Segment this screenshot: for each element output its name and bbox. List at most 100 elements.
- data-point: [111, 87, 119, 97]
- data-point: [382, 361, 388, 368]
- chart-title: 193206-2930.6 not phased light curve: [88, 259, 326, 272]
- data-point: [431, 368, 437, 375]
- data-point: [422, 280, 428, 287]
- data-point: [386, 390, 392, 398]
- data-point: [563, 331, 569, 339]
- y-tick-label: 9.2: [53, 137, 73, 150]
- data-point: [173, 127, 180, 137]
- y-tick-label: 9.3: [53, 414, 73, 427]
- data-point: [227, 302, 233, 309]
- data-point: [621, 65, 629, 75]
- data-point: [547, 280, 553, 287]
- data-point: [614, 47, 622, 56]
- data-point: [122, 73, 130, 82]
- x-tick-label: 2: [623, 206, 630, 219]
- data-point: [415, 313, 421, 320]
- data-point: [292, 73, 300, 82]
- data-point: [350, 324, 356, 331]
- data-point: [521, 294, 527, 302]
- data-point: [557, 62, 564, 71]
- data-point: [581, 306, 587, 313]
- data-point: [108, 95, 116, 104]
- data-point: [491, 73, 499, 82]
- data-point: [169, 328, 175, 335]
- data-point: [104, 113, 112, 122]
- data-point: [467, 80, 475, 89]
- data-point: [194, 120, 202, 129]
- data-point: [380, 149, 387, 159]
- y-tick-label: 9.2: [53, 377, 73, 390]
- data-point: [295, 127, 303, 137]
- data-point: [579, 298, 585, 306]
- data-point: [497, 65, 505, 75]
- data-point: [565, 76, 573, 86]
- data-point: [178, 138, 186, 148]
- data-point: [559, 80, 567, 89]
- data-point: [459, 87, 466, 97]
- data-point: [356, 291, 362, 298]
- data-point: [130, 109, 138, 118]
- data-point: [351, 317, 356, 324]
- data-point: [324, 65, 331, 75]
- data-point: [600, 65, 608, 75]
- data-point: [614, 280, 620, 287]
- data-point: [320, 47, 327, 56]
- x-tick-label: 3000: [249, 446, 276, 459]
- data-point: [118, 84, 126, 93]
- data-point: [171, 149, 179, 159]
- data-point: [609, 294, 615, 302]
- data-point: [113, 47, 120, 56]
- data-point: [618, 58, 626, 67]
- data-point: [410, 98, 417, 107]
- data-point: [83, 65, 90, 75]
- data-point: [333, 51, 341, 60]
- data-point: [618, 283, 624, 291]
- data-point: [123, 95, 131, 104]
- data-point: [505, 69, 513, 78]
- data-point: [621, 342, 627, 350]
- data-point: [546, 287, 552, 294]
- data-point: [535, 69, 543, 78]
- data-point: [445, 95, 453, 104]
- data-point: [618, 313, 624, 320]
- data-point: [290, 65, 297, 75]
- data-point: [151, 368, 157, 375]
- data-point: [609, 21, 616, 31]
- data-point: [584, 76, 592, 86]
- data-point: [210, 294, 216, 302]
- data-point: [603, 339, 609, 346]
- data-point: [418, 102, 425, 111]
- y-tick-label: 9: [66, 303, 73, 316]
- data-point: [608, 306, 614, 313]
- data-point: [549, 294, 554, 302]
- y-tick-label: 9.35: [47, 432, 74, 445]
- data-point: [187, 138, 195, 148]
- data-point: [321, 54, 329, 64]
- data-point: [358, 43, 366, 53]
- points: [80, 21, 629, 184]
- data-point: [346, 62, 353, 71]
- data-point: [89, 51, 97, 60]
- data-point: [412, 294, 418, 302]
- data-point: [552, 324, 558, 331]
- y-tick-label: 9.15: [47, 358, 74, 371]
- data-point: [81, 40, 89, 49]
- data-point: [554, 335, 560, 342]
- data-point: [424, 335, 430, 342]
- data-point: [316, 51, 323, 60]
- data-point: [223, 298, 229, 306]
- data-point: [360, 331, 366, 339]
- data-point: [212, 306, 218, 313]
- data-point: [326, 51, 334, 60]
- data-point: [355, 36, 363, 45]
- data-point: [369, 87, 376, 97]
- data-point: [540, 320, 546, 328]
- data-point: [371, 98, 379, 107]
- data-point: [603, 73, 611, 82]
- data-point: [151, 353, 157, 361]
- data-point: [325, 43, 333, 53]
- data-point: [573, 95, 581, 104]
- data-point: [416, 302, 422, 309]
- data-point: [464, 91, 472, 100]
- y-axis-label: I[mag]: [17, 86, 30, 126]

● ● ● ● ● ● ●

Reproduce the listing above in full, substituting "marker" for every occurrence of "data-point" and leaving all other text unchanged.

*Complete answer*.
Segment this screenshot: for each element output its name and bbox. List at most 100 elements.
- marker: [111, 87, 119, 97]
- marker: [382, 361, 388, 368]
- chart-title: 193206-2930.6 not phased light curve: [88, 259, 326, 272]
- marker: [431, 368, 437, 375]
- marker: [422, 280, 428, 287]
- marker: [386, 390, 392, 398]
- marker: [563, 331, 569, 339]
- y-tick-label: 9.2: [53, 137, 73, 150]
- marker: [173, 127, 180, 137]
- y-tick-label: 9.3: [53, 414, 73, 427]
- marker: [227, 302, 233, 309]
- marker: [621, 65, 629, 75]
- marker: [547, 280, 553, 287]
- marker: [614, 47, 622, 56]
- marker: [122, 73, 130, 82]
- x-tick-label: 2: [623, 206, 630, 219]
- marker: [415, 313, 421, 320]
- marker: [292, 73, 300, 82]
- marker: [350, 324, 356, 331]
- marker: [521, 294, 527, 302]
- marker: [557, 62, 564, 71]
- marker: [581, 306, 587, 313]
- marker: [108, 95, 116, 104]
- marker: [491, 73, 499, 82]
- marker: [169, 328, 175, 335]
- marker: [104, 113, 112, 122]
- marker: [467, 80, 475, 89]
- marker: [194, 120, 202, 129]
- marker: [380, 149, 387, 159]
- y-tick-label: 9.2: [53, 377, 73, 390]
- marker: [295, 127, 303, 137]
- marker: [579, 298, 585, 306]
- marker: [497, 65, 505, 75]
- marker: [565, 76, 573, 86]
- marker: [178, 138, 186, 148]
- marker: [559, 80, 567, 89]
- marker: [459, 87, 466, 97]
- marker: [356, 291, 362, 298]
- marker: [130, 109, 138, 118]
- marker: [351, 317, 356, 324]
- marker: [324, 65, 331, 75]
- marker: [600, 65, 608, 75]
- marker: [614, 280, 620, 287]
- marker: [320, 47, 327, 56]
- x-tick-label: 3000: [249, 446, 276, 459]
- marker: [118, 84, 126, 93]
- marker: [171, 149, 179, 159]
- marker: [609, 294, 615, 302]
- marker: [113, 47, 120, 56]
- marker: [618, 58, 626, 67]
- marker: [410, 98, 417, 107]
- marker: [83, 65, 90, 75]
- marker: [333, 51, 341, 60]
- marker: [618, 283, 624, 291]
- marker: [123, 95, 131, 104]
- marker: [505, 69, 513, 78]
- marker: [621, 342, 627, 350]
- marker: [546, 287, 552, 294]
- marker: [535, 69, 543, 78]
- marker: [445, 95, 453, 104]
- marker: [618, 313, 624, 320]
- marker: [290, 65, 297, 75]
- marker: [151, 368, 157, 375]
- marker: [609, 21, 616, 31]
- marker: [584, 76, 592, 86]
- marker: [210, 294, 216, 302]
- marker: [603, 339, 609, 346]
- marker: [418, 102, 425, 111]
- y-tick-label: 9: [66, 303, 73, 316]
- marker: [608, 306, 614, 313]
- marker: [549, 294, 554, 302]
- y-tick-label: 9.35: [47, 432, 74, 445]
- marker: [187, 138, 195, 148]
- marker: [321, 54, 329, 64]
- marker: [358, 43, 366, 53]
- points: [80, 21, 629, 184]
- marker: [346, 62, 353, 71]
- marker: [89, 51, 97, 60]
- marker: [412, 294, 418, 302]
- marker: [552, 324, 558, 331]
- y-tick-label: 9.15: [47, 358, 74, 371]
- marker: [81, 40, 89, 49]
- marker: [554, 335, 560, 342]
- marker: [424, 335, 430, 342]
- marker: [316, 51, 323, 60]
- marker: [223, 298, 229, 306]
- marker: [360, 331, 366, 339]
- marker: [212, 306, 218, 313]
- marker: [326, 51, 334, 60]
- marker: [355, 36, 363, 45]
- marker: [369, 87, 376, 97]
- marker: [540, 320, 546, 328]
- marker: [371, 98, 379, 107]
- marker: [603, 73, 611, 82]
- marker: [151, 353, 157, 361]
- marker: [325, 43, 333, 53]
- marker: [573, 95, 581, 104]
- marker: [416, 302, 422, 309]
- marker: [464, 91, 472, 100]
- y-axis-label: I[mag]: [17, 86, 30, 126]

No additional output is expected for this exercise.